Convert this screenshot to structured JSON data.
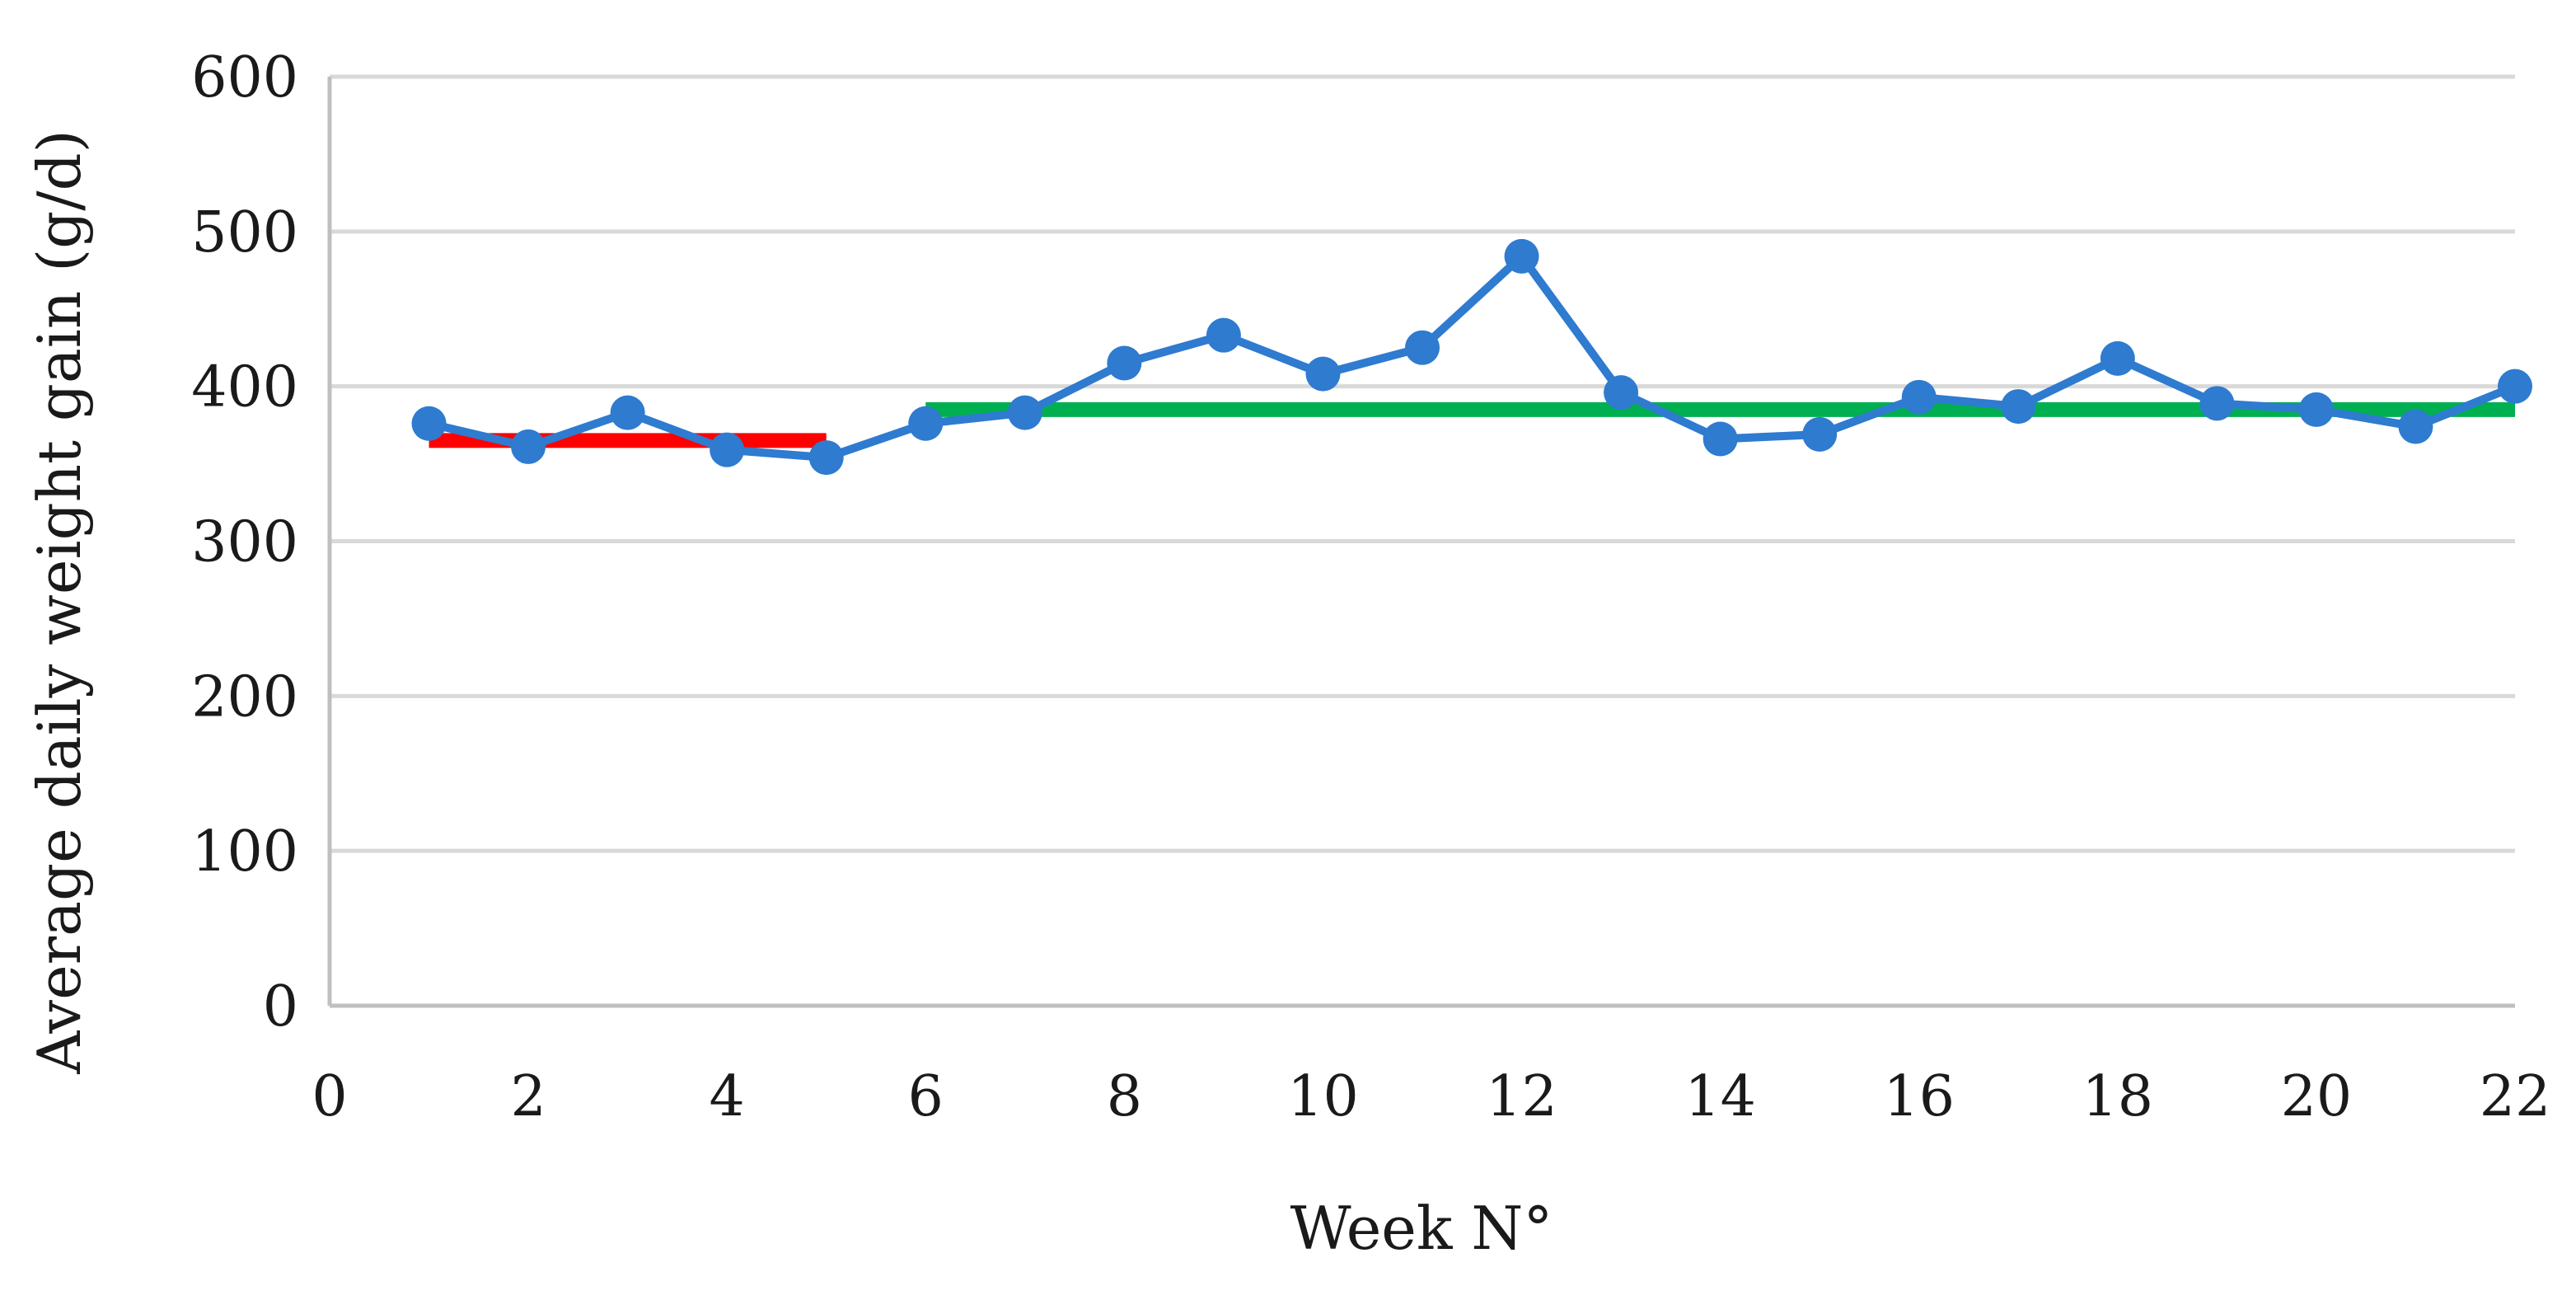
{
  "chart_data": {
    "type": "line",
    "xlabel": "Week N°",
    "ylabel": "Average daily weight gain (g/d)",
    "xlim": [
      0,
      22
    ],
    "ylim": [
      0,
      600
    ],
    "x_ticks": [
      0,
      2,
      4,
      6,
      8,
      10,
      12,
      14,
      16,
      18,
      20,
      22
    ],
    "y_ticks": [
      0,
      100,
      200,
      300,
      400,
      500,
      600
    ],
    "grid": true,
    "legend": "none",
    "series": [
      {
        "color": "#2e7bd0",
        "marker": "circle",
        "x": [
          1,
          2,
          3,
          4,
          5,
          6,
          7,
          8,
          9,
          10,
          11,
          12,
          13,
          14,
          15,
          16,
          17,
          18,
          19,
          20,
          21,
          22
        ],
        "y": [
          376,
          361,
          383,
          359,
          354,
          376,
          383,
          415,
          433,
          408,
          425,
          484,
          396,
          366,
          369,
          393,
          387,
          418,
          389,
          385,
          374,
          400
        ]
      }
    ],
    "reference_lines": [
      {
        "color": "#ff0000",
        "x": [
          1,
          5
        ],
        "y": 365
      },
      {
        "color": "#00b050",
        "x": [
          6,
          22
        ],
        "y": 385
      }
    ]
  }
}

Stated task ::
Copy out each line of the listing that holds "color".

Result below ::
        "color": "#2e7bd0",
        "color": "#ff0000",
        "color": "#00b050",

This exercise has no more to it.